**Source material**

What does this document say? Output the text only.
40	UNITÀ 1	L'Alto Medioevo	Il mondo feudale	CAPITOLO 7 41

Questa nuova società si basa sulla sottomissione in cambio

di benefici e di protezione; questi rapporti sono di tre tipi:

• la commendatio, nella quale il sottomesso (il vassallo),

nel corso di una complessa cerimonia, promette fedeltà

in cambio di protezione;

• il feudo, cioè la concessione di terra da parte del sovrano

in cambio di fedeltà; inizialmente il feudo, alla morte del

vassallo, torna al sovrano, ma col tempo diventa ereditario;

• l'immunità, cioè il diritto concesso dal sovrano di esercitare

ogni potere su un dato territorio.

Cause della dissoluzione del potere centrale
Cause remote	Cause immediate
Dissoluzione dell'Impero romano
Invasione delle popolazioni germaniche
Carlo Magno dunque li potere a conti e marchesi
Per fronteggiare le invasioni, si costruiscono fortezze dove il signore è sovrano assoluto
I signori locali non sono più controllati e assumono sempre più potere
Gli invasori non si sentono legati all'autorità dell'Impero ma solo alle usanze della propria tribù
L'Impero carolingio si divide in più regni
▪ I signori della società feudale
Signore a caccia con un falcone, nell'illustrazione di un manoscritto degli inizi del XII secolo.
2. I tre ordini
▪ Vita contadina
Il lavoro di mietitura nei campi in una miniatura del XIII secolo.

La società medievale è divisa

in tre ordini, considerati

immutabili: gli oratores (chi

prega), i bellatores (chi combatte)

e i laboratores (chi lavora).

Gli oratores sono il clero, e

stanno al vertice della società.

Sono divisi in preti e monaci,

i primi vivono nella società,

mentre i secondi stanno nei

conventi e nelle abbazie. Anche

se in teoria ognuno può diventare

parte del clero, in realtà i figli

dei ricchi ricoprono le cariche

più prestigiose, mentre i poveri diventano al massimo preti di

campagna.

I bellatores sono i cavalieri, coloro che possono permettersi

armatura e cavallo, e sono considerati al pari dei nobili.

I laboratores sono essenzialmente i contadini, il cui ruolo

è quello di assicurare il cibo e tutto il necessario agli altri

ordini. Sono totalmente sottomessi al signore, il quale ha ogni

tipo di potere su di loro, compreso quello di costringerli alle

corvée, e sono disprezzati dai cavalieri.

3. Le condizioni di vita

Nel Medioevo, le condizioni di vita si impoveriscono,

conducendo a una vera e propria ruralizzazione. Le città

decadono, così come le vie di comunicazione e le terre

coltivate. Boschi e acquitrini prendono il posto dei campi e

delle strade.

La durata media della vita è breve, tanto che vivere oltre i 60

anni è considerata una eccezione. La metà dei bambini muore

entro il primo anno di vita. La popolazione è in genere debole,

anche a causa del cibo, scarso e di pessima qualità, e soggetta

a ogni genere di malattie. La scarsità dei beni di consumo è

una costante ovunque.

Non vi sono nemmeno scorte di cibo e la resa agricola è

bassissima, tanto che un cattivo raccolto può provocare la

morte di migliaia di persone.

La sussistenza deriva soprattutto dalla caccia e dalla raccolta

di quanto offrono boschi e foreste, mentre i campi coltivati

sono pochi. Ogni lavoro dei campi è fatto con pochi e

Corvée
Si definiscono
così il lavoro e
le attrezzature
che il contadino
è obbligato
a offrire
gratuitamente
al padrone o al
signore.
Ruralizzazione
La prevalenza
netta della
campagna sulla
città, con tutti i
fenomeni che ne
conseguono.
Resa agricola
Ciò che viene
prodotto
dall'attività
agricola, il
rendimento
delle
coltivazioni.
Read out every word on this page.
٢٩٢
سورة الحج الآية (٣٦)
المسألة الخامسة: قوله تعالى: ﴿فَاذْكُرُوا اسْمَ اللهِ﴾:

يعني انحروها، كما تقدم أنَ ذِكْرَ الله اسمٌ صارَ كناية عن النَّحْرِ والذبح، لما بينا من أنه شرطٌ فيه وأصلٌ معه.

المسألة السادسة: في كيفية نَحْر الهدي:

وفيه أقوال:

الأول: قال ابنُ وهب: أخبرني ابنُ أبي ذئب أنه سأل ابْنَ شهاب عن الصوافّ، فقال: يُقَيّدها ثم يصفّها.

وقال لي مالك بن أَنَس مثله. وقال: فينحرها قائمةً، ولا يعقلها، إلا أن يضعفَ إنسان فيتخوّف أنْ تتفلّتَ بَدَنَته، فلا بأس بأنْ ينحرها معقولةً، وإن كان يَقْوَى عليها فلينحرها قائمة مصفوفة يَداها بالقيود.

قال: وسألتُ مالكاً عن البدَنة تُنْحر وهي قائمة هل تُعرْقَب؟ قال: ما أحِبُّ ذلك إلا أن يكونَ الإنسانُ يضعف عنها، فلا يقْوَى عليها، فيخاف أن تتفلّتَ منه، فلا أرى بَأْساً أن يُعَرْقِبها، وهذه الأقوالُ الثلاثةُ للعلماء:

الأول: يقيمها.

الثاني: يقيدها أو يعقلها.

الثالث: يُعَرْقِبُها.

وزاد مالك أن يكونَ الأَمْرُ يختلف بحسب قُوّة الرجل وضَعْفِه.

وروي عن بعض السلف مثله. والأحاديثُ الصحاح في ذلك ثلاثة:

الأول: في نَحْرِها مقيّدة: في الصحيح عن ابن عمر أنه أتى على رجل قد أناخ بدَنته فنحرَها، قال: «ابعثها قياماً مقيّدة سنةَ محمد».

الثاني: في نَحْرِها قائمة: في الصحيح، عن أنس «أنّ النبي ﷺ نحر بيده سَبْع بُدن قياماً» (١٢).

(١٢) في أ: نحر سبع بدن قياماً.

**Instruction**
Take the records above and return them exactly as written.

**Correct result**
What does this document say? Output the text only.
40	UNITÀ 1	L'Alto Medioevo	Il mondo feudale	CAPITOLO 7 41

Questa nuova società si basa sulla sottomissione in cambio

di benefici e di protezione; questi rapporti sono di tre tipi:

• la commendatio, nella quale il sottomesso (il vassallo),

nel corso di una complessa cerimonia, promette fedeltà

in cambio di protezione;

• il feudo, cioè la concessione di terra da parte del sovrano

in cambio di fedeltà; inizialmente il feudo, alla morte del

vassallo, torna al sovrano, ma col tempo diventa ereditario;

• l'immunità, cioè il diritto concesso dal sovrano di esercitare

ogni potere su un dato territorio.

Cause della dissoluzione del potere centrale
Cause remote	Cause immediate
Dissoluzione dell'Impero romano
Invasione delle popolazioni germaniche
Carlo Magno dunque li potere a conti e marchesi
Per fronteggiare le invasioni, si costruiscono fortezze dove il signore è sovrano assoluto
I signori locali non sono più controllati e assumono sempre più potere
Gli invasori non si sentono legati all'autorità dell'Impero ma solo alle usanze della propria tribù
L'Impero carolingio si divide in più regni
▪ I signori della società feudale
Signore a caccia con un falcone, nell'illustrazione di un manoscritto degli inizi del XII secolo.
2. I tre ordini
▪ Vita contadina
Il lavoro di mietitura nei campi in una miniatura del XIII secolo.

La società medievale è divisa

in tre ordini, considerati

immutabili: gli oratores (chi

prega), i bellatores (chi combatte)

e i laboratores (chi lavora).

Gli oratores sono il clero, e

stanno al vertice della società.

Sono divisi in preti e monaci,

i primi vivono nella società,

mentre i secondi stanno nei

conventi e nelle abbazie. Anche

se in teoria ognuno può diventare

parte del clero, in realtà i figli

dei ricchi ricoprono le cariche

più prestigiose, mentre i poveri diventano al massimo preti di

campagna.

I bellatores sono i cavalieri, coloro che possono permettersi

armatura e cavallo, e sono considerati al pari dei nobili.

I laboratores sono essenzialmente i contadini, il cui ruolo

è quello di assicurare il cibo e tutto il necessario agli altri

ordini. Sono totalmente sottomessi al signore, il quale ha ogni

tipo di potere su di loro, compreso quello di costringerli alle

corvée, e sono disprezzati dai cavalieri.

3. Le condizioni di vita

Nel Medioevo, le condizioni di vita si impoveriscono,

conducendo a una vera e propria ruralizzazione. Le città

decadono, così come le vie di comunicazione e le terre

coltivate. Boschi e acquitrini prendono il posto dei campi e

delle strade.

La durata media della vita è breve, tanto che vivere oltre i 60

anni è considerata una eccezione. La metà dei bambini muore

entro il primo anno di vita. La popolazione è in genere debole,

anche a causa del cibo, scarso e di pessima qualità, e soggetta

a ogni genere di malattie. La scarsità dei beni di consumo è

una costante ovunque.

Non vi sono nemmeno scorte di cibo e la resa agricola è

bassissima, tanto che un cattivo raccolto può provocare la

morte di migliaia di persone.

La sussistenza deriva soprattutto dalla caccia e dalla raccolta

di quanto offrono boschi e foreste, mentre i campi coltivati

sono pochi. Ogni lavoro dei campi è fatto con pochi e

Corvée
Si definiscono
così il lavoro e
le attrezzature
che il contadino
è obbligato
a offrire
gratuitamente
al padrone o al
signore.
Ruralizzazione
La prevalenza
netta della
campagna sulla
città, con tutti i
fenomeni che ne
conseguono.
Resa agricola
Ciò che viene
prodotto
dall'attività
agricola, il
rendimento
delle
coltivazioni.
Read out every word on this page.
٢٩٢
سورة الحج الآية (٣٦)
المسألة الخامسة: قوله تعالى: ﴿فَاذْكُرُوا اسْمَ اللهِ﴾:

يعني انحروها، كما تقدم أنَ ذِكْرَ الله اسمٌ صارَ كناية عن النَّحْرِ والذبح، لما بينا من أنه شرطٌ فيه وأصلٌ معه.

المسألة السادسة: في كيفية نَحْر الهدي:

وفيه أقوال:

الأول: قال ابنُ وهب: أخبرني ابنُ أبي ذئب أنه سأل ابْنَ شهاب عن الصوافّ، فقال: يُقَيّدها ثم يصفّها.

وقال لي مالك بن أَنَس مثله. وقال: فينحرها قائمةً، ولا يعقلها، إلا أن يضعفَ إنسان فيتخوّف أنْ تتفلّتَ بَدَنَته، فلا بأس بأنْ ينحرها معقولةً، وإن كان يَقْوَى عليها فلينحرها قائمة مصفوفة يَداها بالقيود.

قال: وسألتُ مالكاً عن البدَنة تُنْحر وهي قائمة هل تُعرْقَب؟ قال: ما أحِبُّ ذلك إلا أن يكونَ الإنسانُ يضعف عنها، فلا يقْوَى عليها، فيخاف أن تتفلّتَ منه، فلا أرى بَأْساً أن يُعَرْقِبها، وهذه الأقوالُ الثلاثةُ للعلماء:

الأول: يقيمها.

الثاني: يقيدها أو يعقلها.

الثالث: يُعَرْقِبُها.

وزاد مالك أن يكونَ الأَمْرُ يختلف بحسب قُوّة الرجل وضَعْفِه.

وروي عن بعض السلف مثله. والأحاديثُ الصحاح في ذلك ثلاثة:

الأول: في نَحْرِها مقيّدة: في الصحيح عن ابن عمر أنه أتى على رجل قد أناخ بدَنته فنحرَها، قال: «ابعثها قياماً مقيّدة سنةَ محمد».

الثاني: في نَحْرِها قائمة: في الصحيح، عن أنس «أنّ النبي ﷺ نحر بيده سَبْع بُدن قياماً» (١٢).

(١٢) في أ: نحر سبع بدن قياماً.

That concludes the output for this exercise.